◆ INSTRUCTION ◆
Report the number of lines where the string "ylabel" occurs, and write nothing else.

-- START RECORD EXCERPTS --

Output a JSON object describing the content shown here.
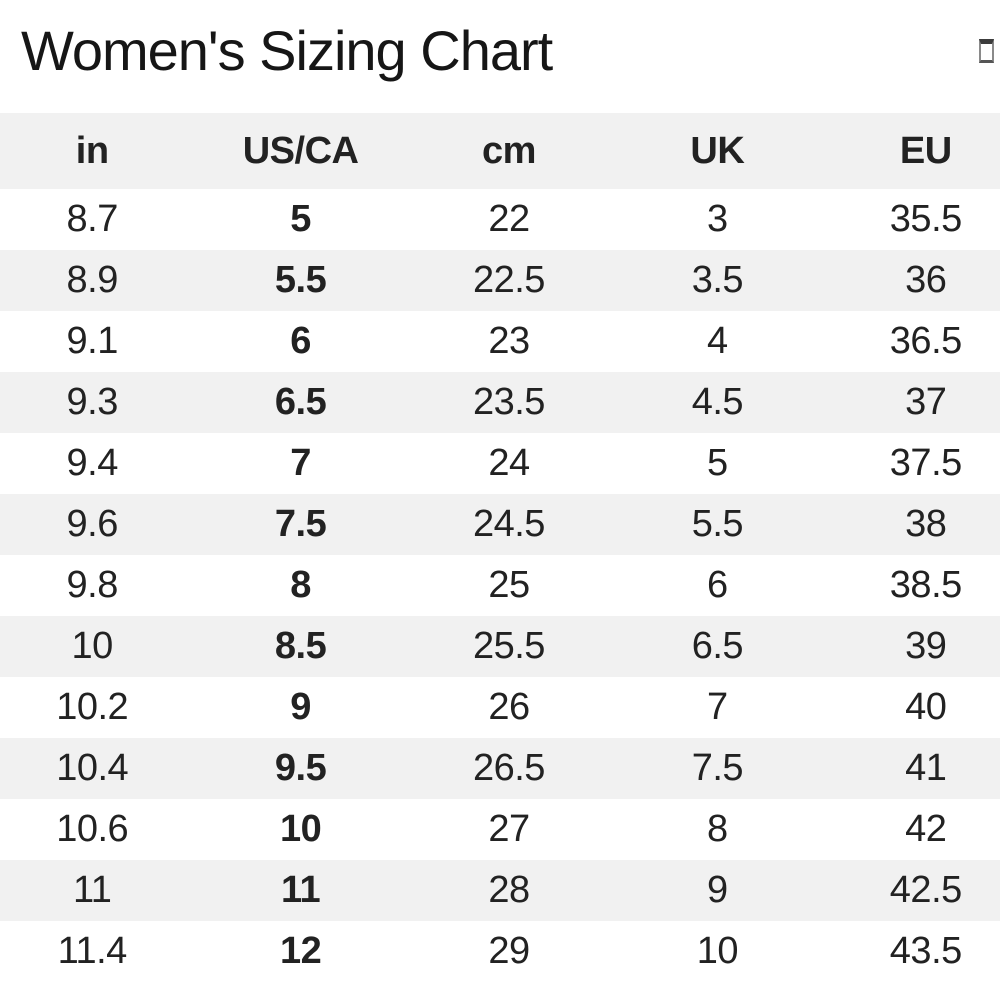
{
  "window": {
    "title": "Women's Sizing Chart"
  },
  "icons": {
    "top_right_box": "missing-glyph-box"
  },
  "sizing_table": {
    "columns": [
      "in",
      "US/CA",
      "cm",
      "UK",
      "EU"
    ],
    "bold_column_index": 1,
    "rows": [
      [
        "8.7",
        "5",
        "22",
        "3",
        "35.5"
      ],
      [
        "8.9",
        "5.5",
        "22.5",
        "3.5",
        "36"
      ],
      [
        "9.1",
        "6",
        "23",
        "4",
        "36.5"
      ],
      [
        "9.3",
        "6.5",
        "23.5",
        "4.5",
        "37"
      ],
      [
        "9.4",
        "7",
        "24",
        "5",
        "37.5"
      ],
      [
        "9.6",
        "7.5",
        "24.5",
        "5.5",
        "38"
      ],
      [
        "9.8",
        "8",
        "25",
        "6",
        "38.5"
      ],
      [
        "10",
        "8.5",
        "25.5",
        "6.5",
        "39"
      ],
      [
        "10.2",
        "9",
        "26",
        "7",
        "40"
      ],
      [
        "10.4",
        "9.5",
        "26.5",
        "7.5",
        "41"
      ],
      [
        "10.6",
        "10",
        "27",
        "8",
        "42"
      ],
      [
        "11",
        "11",
        "28",
        "9",
        "42.5"
      ],
      [
        "11.4",
        "12",
        "29",
        "10",
        "43.5"
      ]
    ]
  },
  "colors": {
    "stripe": "#f1f1f1",
    "text": "#222222",
    "title_text": "#161616"
  }
}
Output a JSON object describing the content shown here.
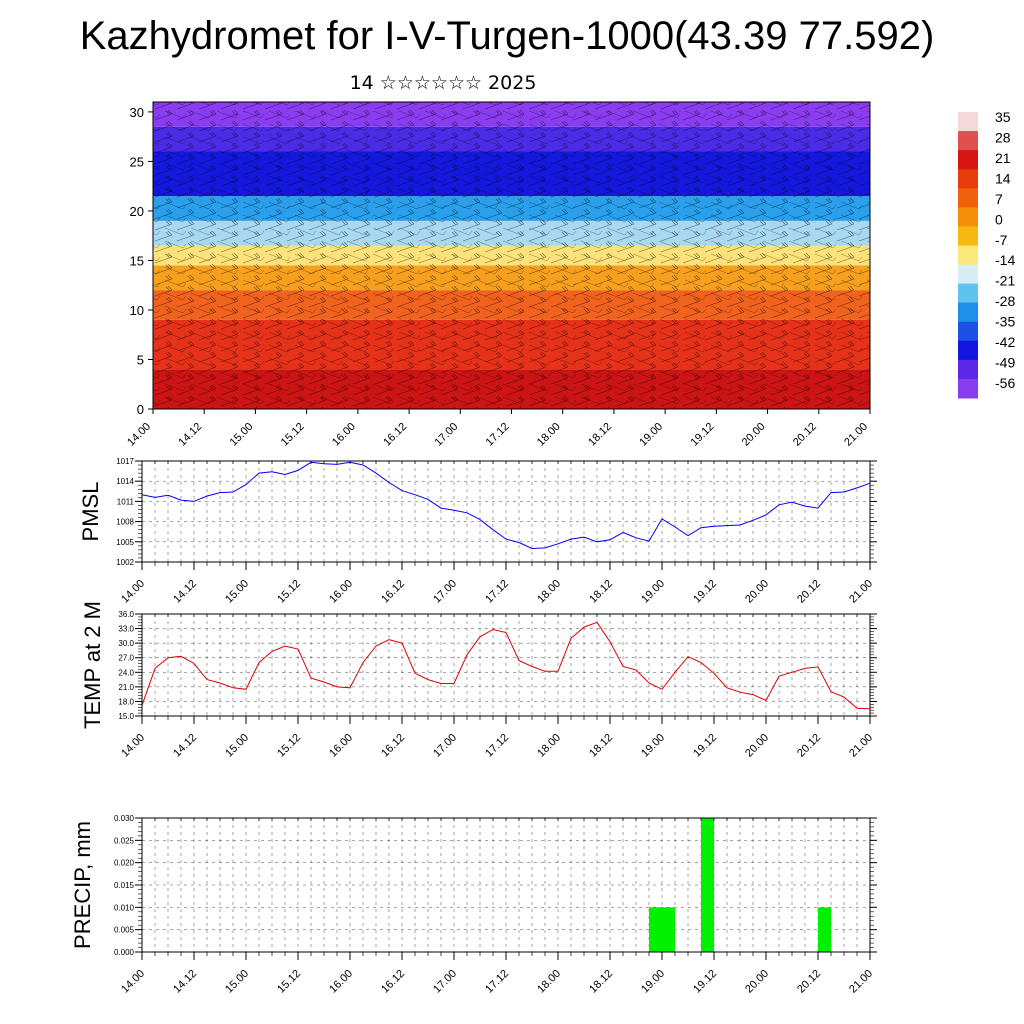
{
  "title": "Kazhydromet for I-V-Turgen-1000(43.39 77.592)",
  "subtitle": "14 ☆☆☆☆☆☆ 2025",
  "time_ticks": [
    "14.00",
    "14.12",
    "15.00",
    "15.12",
    "16.00",
    "16.12",
    "17.00",
    "17.12",
    "18.00",
    "18.12",
    "19.00",
    "19.12",
    "20.00",
    "20.12",
    "21.00"
  ],
  "chart_data": [
    {
      "type": "heatmap",
      "panel": "cross-section",
      "x_ticks": [
        "14.00",
        "14.12",
        "15.00",
        "15.12",
        "16.00",
        "16.12",
        "17.00",
        "17.12",
        "18.00",
        "18.12",
        "19.00",
        "19.12",
        "20.00",
        "20.12",
        "21.00"
      ],
      "y_ticks": [
        "0",
        "5",
        "10",
        "15",
        "20",
        "25",
        "30"
      ],
      "ylim": [
        0,
        31
      ],
      "colorbar_labels": [
        "35",
        "28",
        "21",
        "14",
        "7",
        "0",
        "-7",
        "-14",
        "-21",
        "-28",
        "-35",
        "-42",
        "-49",
        "-56"
      ],
      "colorbar_colors": [
        "#f4d9d9",
        "#e15050",
        "#d81414",
        "#e63d0a",
        "#f0620a",
        "#f58f0a",
        "#f7b80f",
        "#fbe97a",
        "#d8ecf6",
        "#5fc3f0",
        "#1e90e8",
        "#1e50e6",
        "#1414e0",
        "#5a28e6",
        "#8a3cf0"
      ],
      "layers": [
        {
          "from": 0,
          "to": 4,
          "color": "#cc1414"
        },
        {
          "from": 4,
          "to": 9,
          "color": "#e63219"
        },
        {
          "from": 9,
          "to": 12,
          "color": "#f0621e"
        },
        {
          "from": 12,
          "to": 14.5,
          "color": "#f6a01e"
        },
        {
          "from": 14.5,
          "to": 16.5,
          "color": "#fbe27a"
        },
        {
          "from": 16.5,
          "to": 19,
          "color": "#a8d8f2"
        },
        {
          "from": 19,
          "to": 21.5,
          "color": "#2aa0ec"
        },
        {
          "from": 21.5,
          "to": 26,
          "color": "#1418dc"
        },
        {
          "from": 26,
          "to": 28.5,
          "color": "#4a2ce6"
        },
        {
          "from": 28.5,
          "to": 31,
          "color": "#8a3cf0"
        }
      ]
    },
    {
      "type": "line",
      "ylabel": "PMSL",
      "ylim": [
        1002,
        1017
      ],
      "y_ticks": [
        "1002",
        "1005",
        "1008",
        "1011",
        "1014",
        "1017"
      ],
      "x_ticks": [
        "14.00",
        "14.12",
        "15.00",
        "15.12",
        "16.00",
        "16.12",
        "17.00",
        "17.12",
        "18.00",
        "18.12",
        "19.00",
        "19.12",
        "20.00",
        "20.12",
        "21.00"
      ],
      "color": "#0000ff",
      "x": [
        0,
        3,
        6,
        9,
        12,
        15,
        18,
        21,
        24,
        27,
        30,
        33,
        36,
        39,
        42,
        45,
        48,
        51,
        54,
        57,
        60,
        63,
        66,
        69,
        72,
        75,
        78,
        81,
        84,
        87,
        90,
        93,
        96,
        99,
        102,
        105,
        108,
        111,
        114,
        117,
        120,
        123,
        126,
        129,
        132,
        135,
        138,
        141,
        144,
        147,
        150,
        153,
        156,
        159,
        162,
        165,
        168
      ],
      "values": [
        1012.0,
        1011.6,
        1011.9,
        1011.2,
        1011.0,
        1011.8,
        1012.3,
        1012.4,
        1013.5,
        1015.2,
        1015.4,
        1015.0,
        1015.6,
        1016.8,
        1016.6,
        1016.5,
        1016.8,
        1016.4,
        1015.2,
        1013.8,
        1012.6,
        1012.0,
        1011.3,
        1010.0,
        1009.7,
        1009.3,
        1008.3,
        1006.8,
        1005.4,
        1004.9,
        1004.0,
        1004.1,
        1004.7,
        1005.4,
        1005.7,
        1005.0,
        1005.3,
        1006.4,
        1005.6,
        1005.1,
        1008.4,
        1007.2,
        1005.9,
        1007.1,
        1007.3,
        1007.4,
        1007.5,
        1008.2,
        1009.0,
        1010.5,
        1010.9,
        1010.3,
        1010.0,
        1012.3,
        1012.4,
        1013.0,
        1013.7
      ]
    },
    {
      "type": "line",
      "ylabel": "TEMP at 2 M",
      "ylim": [
        15,
        36
      ],
      "y_ticks": [
        "15.0",
        "18.0",
        "21.0",
        "24.0",
        "27.0",
        "30.0",
        "33.0",
        "36.0"
      ],
      "x_ticks": [
        "14.00",
        "14.12",
        "15.00",
        "15.12",
        "16.00",
        "16.12",
        "17.00",
        "17.12",
        "18.00",
        "18.12",
        "19.00",
        "19.12",
        "20.00",
        "20.12",
        "21.00"
      ],
      "color": "#e00000",
      "x": [
        0,
        3,
        6,
        9,
        12,
        15,
        18,
        21,
        24,
        27,
        30,
        33,
        36,
        39,
        42,
        45,
        48,
        51,
        54,
        57,
        60,
        63,
        66,
        69,
        72,
        75,
        78,
        81,
        84,
        87,
        90,
        93,
        96,
        99,
        102,
        105,
        108,
        111,
        114,
        117,
        120,
        123,
        126,
        129,
        132,
        135,
        138,
        141,
        144,
        147,
        150,
        153,
        156,
        159,
        162,
        165,
        168
      ],
      "values": [
        17.2,
        24.8,
        27.0,
        27.3,
        25.8,
        22.5,
        21.8,
        20.8,
        20.5,
        26.0,
        28.3,
        29.4,
        28.8,
        22.8,
        22.0,
        21.0,
        20.8,
        26.0,
        29.4,
        30.7,
        30.0,
        23.8,
        22.5,
        21.7,
        21.7,
        27.6,
        31.3,
        32.8,
        32.2,
        26.4,
        25.2,
        24.2,
        24.2,
        31.0,
        33.3,
        34.3,
        30.3,
        25.2,
        24.5,
        21.8,
        20.5,
        24.0,
        27.2,
        26.0,
        23.8,
        20.8,
        19.9,
        19.4,
        18.2,
        23.2,
        24.0,
        24.8,
        25.1,
        20.0,
        18.9,
        16.6,
        16.5
      ]
    },
    {
      "type": "bar",
      "ylabel": "PRECIP, mm",
      "ylim": [
        0,
        0.03
      ],
      "y_ticks": [
        "0.000",
        "0.005",
        "0.010",
        "0.015",
        "0.020",
        "0.025",
        "0.030"
      ],
      "x_ticks": [
        "14.00",
        "14.12",
        "15.00",
        "15.12",
        "16.00",
        "16.12",
        "17.00",
        "17.12",
        "18.00",
        "18.12",
        "19.00",
        "19.12",
        "20.00",
        "20.12",
        "21.00"
      ],
      "color": "#00f000",
      "bars": [
        {
          "x": 117,
          "width": 6,
          "value": 0.01
        },
        {
          "x": 129,
          "width": 3,
          "value": 0.03
        },
        {
          "x": 156,
          "width": 3,
          "value": 0.01
        }
      ]
    }
  ]
}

-- END RECORD EXCERPTS --

◆ RESPONSE TO THE TASK ◆
3